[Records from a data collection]
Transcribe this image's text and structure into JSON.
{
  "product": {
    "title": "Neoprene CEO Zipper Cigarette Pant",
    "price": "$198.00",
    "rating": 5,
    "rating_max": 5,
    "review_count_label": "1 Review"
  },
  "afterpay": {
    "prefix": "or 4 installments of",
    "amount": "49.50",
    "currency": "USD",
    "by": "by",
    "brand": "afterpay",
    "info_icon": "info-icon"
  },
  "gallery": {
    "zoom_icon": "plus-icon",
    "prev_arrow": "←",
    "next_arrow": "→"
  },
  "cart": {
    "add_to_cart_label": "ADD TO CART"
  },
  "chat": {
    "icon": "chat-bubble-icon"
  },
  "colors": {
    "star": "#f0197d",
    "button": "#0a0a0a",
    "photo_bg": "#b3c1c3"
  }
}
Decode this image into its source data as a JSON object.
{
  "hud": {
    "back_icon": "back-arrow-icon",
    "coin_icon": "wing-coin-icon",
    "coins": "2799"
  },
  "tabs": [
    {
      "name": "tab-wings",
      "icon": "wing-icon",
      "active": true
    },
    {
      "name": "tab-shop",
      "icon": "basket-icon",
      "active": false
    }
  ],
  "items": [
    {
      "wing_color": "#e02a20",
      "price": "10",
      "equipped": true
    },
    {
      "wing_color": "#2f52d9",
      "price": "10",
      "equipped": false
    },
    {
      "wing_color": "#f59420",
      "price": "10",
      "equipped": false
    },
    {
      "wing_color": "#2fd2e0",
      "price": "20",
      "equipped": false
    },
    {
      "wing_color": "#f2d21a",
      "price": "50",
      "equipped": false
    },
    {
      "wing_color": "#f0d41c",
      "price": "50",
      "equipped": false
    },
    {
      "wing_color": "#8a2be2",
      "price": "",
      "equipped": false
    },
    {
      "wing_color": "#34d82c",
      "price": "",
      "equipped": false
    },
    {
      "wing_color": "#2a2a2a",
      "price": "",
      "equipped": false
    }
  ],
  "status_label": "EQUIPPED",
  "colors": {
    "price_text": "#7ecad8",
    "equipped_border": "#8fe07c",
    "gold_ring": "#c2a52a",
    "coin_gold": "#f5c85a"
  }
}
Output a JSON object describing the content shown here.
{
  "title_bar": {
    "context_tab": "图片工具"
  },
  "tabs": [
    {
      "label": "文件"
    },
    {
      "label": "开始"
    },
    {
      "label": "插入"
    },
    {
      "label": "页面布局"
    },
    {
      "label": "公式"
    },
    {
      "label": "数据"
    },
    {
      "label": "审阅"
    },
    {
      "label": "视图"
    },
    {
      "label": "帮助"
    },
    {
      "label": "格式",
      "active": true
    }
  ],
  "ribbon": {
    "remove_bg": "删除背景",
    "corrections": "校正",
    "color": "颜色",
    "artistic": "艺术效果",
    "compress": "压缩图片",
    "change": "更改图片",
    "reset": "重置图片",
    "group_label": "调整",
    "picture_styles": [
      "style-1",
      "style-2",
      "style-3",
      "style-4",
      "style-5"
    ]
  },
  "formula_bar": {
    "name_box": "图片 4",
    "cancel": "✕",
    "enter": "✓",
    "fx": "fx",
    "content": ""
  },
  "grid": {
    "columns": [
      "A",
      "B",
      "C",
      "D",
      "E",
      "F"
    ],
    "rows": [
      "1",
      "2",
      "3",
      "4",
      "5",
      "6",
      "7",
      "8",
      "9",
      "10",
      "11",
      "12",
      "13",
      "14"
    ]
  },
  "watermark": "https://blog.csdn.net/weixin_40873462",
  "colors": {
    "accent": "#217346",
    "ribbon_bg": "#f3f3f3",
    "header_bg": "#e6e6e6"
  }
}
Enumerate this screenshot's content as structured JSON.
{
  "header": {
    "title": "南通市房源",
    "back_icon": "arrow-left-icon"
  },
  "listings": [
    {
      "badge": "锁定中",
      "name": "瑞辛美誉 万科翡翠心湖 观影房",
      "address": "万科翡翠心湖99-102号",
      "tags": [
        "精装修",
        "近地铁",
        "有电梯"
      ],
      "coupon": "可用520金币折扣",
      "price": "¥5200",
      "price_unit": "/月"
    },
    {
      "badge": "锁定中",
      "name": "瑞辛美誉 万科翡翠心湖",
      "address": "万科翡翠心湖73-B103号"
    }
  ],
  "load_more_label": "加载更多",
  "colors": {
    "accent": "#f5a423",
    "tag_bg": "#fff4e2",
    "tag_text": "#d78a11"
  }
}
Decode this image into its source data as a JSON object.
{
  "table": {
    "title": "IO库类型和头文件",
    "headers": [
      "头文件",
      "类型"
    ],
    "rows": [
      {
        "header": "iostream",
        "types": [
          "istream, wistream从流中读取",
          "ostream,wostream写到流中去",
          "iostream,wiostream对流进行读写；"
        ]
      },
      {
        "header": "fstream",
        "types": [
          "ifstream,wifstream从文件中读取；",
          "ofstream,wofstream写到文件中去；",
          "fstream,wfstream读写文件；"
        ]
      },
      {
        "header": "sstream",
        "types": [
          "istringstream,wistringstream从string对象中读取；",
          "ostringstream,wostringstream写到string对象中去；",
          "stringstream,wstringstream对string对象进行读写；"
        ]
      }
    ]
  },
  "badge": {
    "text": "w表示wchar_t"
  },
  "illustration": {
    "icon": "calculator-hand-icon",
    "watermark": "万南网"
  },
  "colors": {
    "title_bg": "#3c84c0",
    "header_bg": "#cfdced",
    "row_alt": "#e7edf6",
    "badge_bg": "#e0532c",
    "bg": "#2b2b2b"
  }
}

### Task instructions
Copy out each line exactly.

### Answer to the problem
Transcribe this image's text and structure into JSON.
{
  "product": {
    "title": "Neoprene CEO Zipper Cigarette Pant",
    "price": "$198.00",
    "rating": 5,
    "rating_max": 5,
    "review_count_label": "1 Review"
  },
  "afterpay": {
    "prefix": "or 4 installments of",
    "amount": "49.50",
    "currency": "USD",
    "by": "by",
    "brand": "afterpay",
    "info_icon": "info-icon"
  },
  "gallery": {
    "zoom_icon": "plus-icon",
    "prev_arrow": "←",
    "next_arrow": "→"
  },
  "cart": {
    "add_to_cart_label": "ADD TO CART"
  },
  "chat": {
    "icon": "chat-bubble-icon"
  },
  "colors": {
    "star": "#f0197d",
    "button": "#0a0a0a",
    "photo_bg": "#b3c1c3"
  }
}
Decode this image into its source data as a JSON object.
{
  "hud": {
    "back_icon": "back-arrow-icon",
    "coin_icon": "wing-coin-icon",
    "coins": "2799"
  },
  "tabs": [
    {
      "name": "tab-wings",
      "icon": "wing-icon",
      "active": true
    },
    {
      "name": "tab-shop",
      "icon": "basket-icon",
      "active": false
    }
  ],
  "items": [
    {
      "wing_color": "#e02a20",
      "price": "10",
      "equipped": true
    },
    {
      "wing_color": "#2f52d9",
      "price": "10",
      "equipped": false
    },
    {
      "wing_color": "#f59420",
      "price": "10",
      "equipped": false
    },
    {
      "wing_color": "#2fd2e0",
      "price": "20",
      "equipped": false
    },
    {
      "wing_color": "#f2d21a",
      "price": "50",
      "equipped": false
    },
    {
      "wing_color": "#f0d41c",
      "price": "50",
      "equipped": false
    },
    {
      "wing_color": "#8a2be2",
      "price": "",
      "equipped": false
    },
    {
      "wing_color": "#34d82c",
      "price": "",
      "equipped": false
    },
    {
      "wing_color": "#2a2a2a",
      "price": "",
      "equipped": false
    }
  ],
  "status_label": "EQUIPPED",
  "colors": {
    "price_text": "#7ecad8",
    "equipped_border": "#8fe07c",
    "gold_ring": "#c2a52a",
    "coin_gold": "#f5c85a"
  }
}
Output a JSON object describing the content shown here.
{
  "title_bar": {
    "context_tab": "图片工具"
  },
  "tabs": [
    {
      "label": "文件"
    },
    {
      "label": "开始"
    },
    {
      "label": "插入"
    },
    {
      "label": "页面布局"
    },
    {
      "label": "公式"
    },
    {
      "label": "数据"
    },
    {
      "label": "审阅"
    },
    {
      "label": "视图"
    },
    {
      "label": "帮助"
    },
    {
      "label": "格式",
      "active": true
    }
  ],
  "ribbon": {
    "remove_bg": "删除背景",
    "corrections": "校正",
    "color": "颜色",
    "artistic": "艺术效果",
    "compress": "压缩图片",
    "change": "更改图片",
    "reset": "重置图片",
    "group_label": "调整",
    "picture_styles": [
      "style-1",
      "style-2",
      "style-3",
      "style-4",
      "style-5"
    ]
  },
  "formula_bar": {
    "name_box": "图片 4",
    "cancel": "✕",
    "enter": "✓",
    "fx": "fx",
    "content": ""
  },
  "grid": {
    "columns": [
      "A",
      "B",
      "C",
      "D",
      "E",
      "F"
    ],
    "rows": [
      "1",
      "2",
      "3",
      "4",
      "5",
      "6",
      "7",
      "8",
      "9",
      "10",
      "11",
      "12",
      "13",
      "14"
    ]
  },
  "watermark": "https://blog.csdn.net/weixin_40873462",
  "colors": {
    "accent": "#217346",
    "ribbon_bg": "#f3f3f3",
    "header_bg": "#e6e6e6"
  }
}
Enumerate this screenshot's content as structured JSON.
{
  "header": {
    "title": "南通市房源",
    "back_icon": "arrow-left-icon"
  },
  "listings": [
    {
      "badge": "锁定中",
      "name": "瑞辛美誉 万科翡翠心湖 观影房",
      "address": "万科翡翠心湖99-102号",
      "tags": [
        "精装修",
        "近地铁",
        "有电梯"
      ],
      "coupon": "可用520金币折扣",
      "price": "¥5200",
      "price_unit": "/月"
    },
    {
      "badge": "锁定中",
      "name": "瑞辛美誉 万科翡翠心湖",
      "address": "万科翡翠心湖73-B103号"
    }
  ],
  "load_more_label": "加载更多",
  "colors": {
    "accent": "#f5a423",
    "tag_bg": "#fff4e2",
    "tag_text": "#d78a11"
  }
}
Decode this image into its source data as a JSON object.
{
  "table": {
    "title": "IO库类型和头文件",
    "headers": [
      "头文件",
      "类型"
    ],
    "rows": [
      {
        "header": "iostream",
        "types": [
          "istream, wistream从流中读取",
          "ostream,wostream写到流中去",
          "iostream,wiostream对流进行读写；"
        ]
      },
      {
        "header": "fstream",
        "types": [
          "ifstream,wifstream从文件中读取；",
          "ofstream,wofstream写到文件中去；",
          "fstream,wfstream读写文件；"
        ]
      },
      {
        "header": "sstream",
        "types": [
          "istringstream,wistringstream从string对象中读取；",
          "ostringstream,wostringstream写到string对象中去；",
          "stringstream,wstringstream对string对象进行读写；"
        ]
      }
    ]
  },
  "badge": {
    "text": "w表示wchar_t"
  },
  "illustration": {
    "icon": "calculator-hand-icon",
    "watermark": "万南网"
  },
  "colors": {
    "title_bg": "#3c84c0",
    "header_bg": "#cfdced",
    "row_alt": "#e7edf6",
    "badge_bg": "#e0532c",
    "bg": "#2b2b2b"
  }
}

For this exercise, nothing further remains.